__Directive__
In the lines below, substitute "verse-line" for every occurrence of "poem-line" and change nothing else. Leave the pictures out of your answer.

__Data shown__
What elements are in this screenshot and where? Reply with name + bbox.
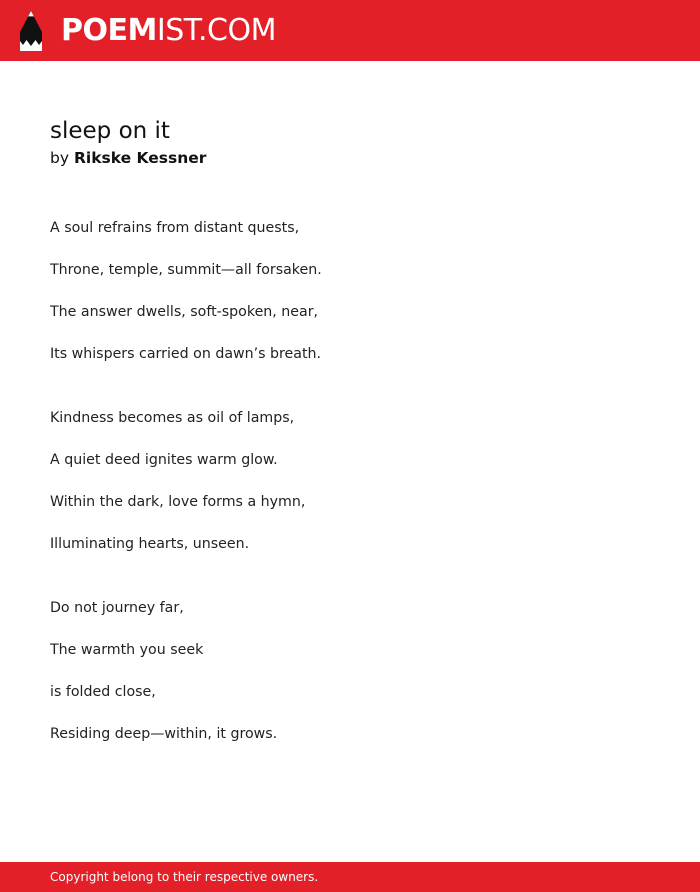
site-logo-link[interactable]: [16, 9, 276, 53]
poem-line: A quiet deed ignites warm glow.: [50, 452, 278, 468]
poem-line: Residing deep—within, it grows.: [50, 726, 278, 742]
poem-line: The answer dwells, soft-spoken, near,: [50, 304, 319, 320]
poem-line: A soul refrains from distant quests,: [50, 220, 300, 236]
poem-body: [50, 217, 650, 745]
logo-text-light: IST.COM: [156, 13, 276, 48]
poem-line: The warmth you seek: [50, 642, 204, 658]
author-name: Rikske Kessner: [73, 149, 207, 167]
poem-line: is folded close,: [50, 684, 156, 700]
poem-line: Do not journey far,: [50, 600, 184, 616]
poem-title: sleep on it: [50, 118, 170, 144]
stanza-1: [50, 217, 650, 365]
copyright-notice: Copyright belong to their respective owners.: [50, 870, 319, 884]
stanza-3: [50, 597, 650, 745]
poem-line: Within the dark, love forms a hymn,: [50, 494, 306, 510]
byline: [50, 147, 650, 169]
site-logo-text: [61, 9, 276, 53]
poem-line: Throne, temple, summit—all forsaken.: [50, 262, 322, 278]
site-footer: [0, 862, 700, 892]
poem-line: Its whispers carried on dawn’s breath.: [50, 346, 322, 362]
poem-content: [50, 116, 650, 787]
byline-prefix: by: [50, 149, 70, 167]
poem-line: Illuminating hearts, unseen.: [50, 536, 250, 552]
site-header: [0, 0, 700, 61]
logo-text-strong: POEM: [61, 13, 157, 48]
pencil-tip-icon: [16, 10, 46, 52]
stanza-2: [50, 407, 650, 555]
poem-line: Kindness becomes as oil of lamps,: [50, 410, 295, 426]
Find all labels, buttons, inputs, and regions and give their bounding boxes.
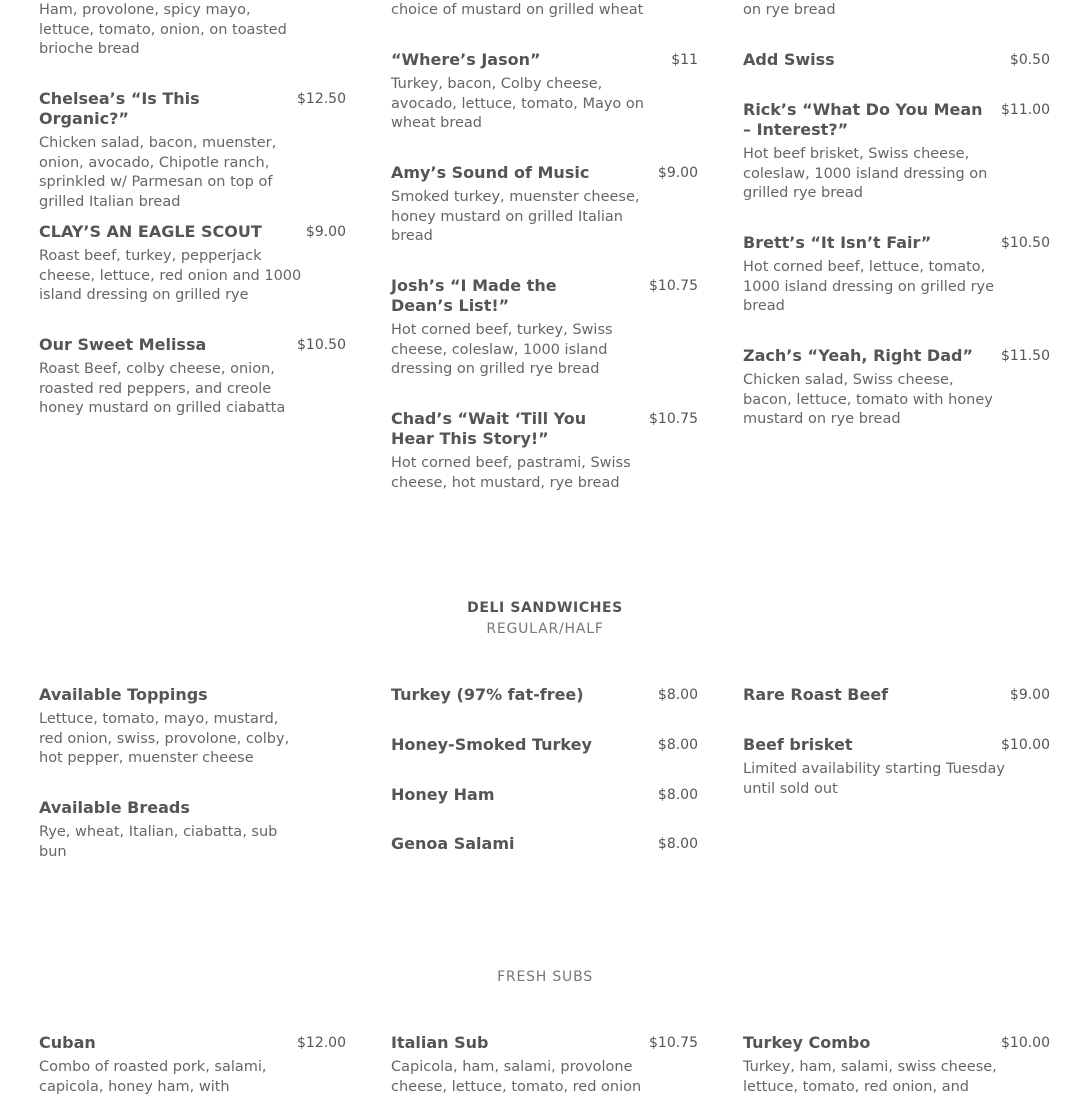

__Task result__
What elements are in this screenshot and where? Reply with name + bbox.
site-logo-link[interactable]: [16, 9, 276, 53]
verse-line: A quiet deed ignites warm glow.: [50, 452, 278, 468]
verse-line: Residing deep—within, it grows.: [50, 726, 278, 742]
verse-line: The answer dwells, soft-spoken, near,: [50, 304, 319, 320]
verse-line: A soul refrains from distant quests,: [50, 220, 300, 236]
poem-body: [50, 217, 650, 745]
logo-text-light: IST.COM: [156, 13, 276, 48]
verse-line: The warmth you seek: [50, 642, 204, 658]
author-name: Rikske Kessner: [73, 149, 207, 167]
verse-line: is folded close,: [50, 684, 156, 700]
verse-line: Do not journey far,: [50, 600, 184, 616]
poem-title: sleep on it: [50, 118, 170, 144]
stanza-1: [50, 217, 650, 365]
copyright-notice: Copyright belong to their respective owners.: [50, 870, 319, 884]
stanza-3: [50, 597, 650, 745]
verse-line: Within the dark, love forms a hymn,: [50, 494, 306, 510]
byline: [50, 147, 650, 169]
site-logo-text: [61, 9, 276, 53]
verse-line: Throne, temple, summit—all forsaken.: [50, 262, 322, 278]
site-footer: [0, 862, 700, 892]
verse-line: Its whispers carried on dawn’s breath.: [50, 346, 322, 362]
poem-content: [50, 116, 650, 787]
byline-prefix: by: [50, 149, 70, 167]
verse-line: Illuminating hearts, unseen.: [50, 536, 250, 552]
site-header: [0, 0, 700, 61]
logo-text-strong: POEM: [61, 13, 157, 48]
pencil-tip-icon: [16, 10, 46, 52]
stanza-2: [50, 407, 650, 555]
verse-line: Kindness becomes as oil of lamps,: [50, 410, 295, 426]
Find all labels, buttons, inputs, and regions and give their bounding boxes.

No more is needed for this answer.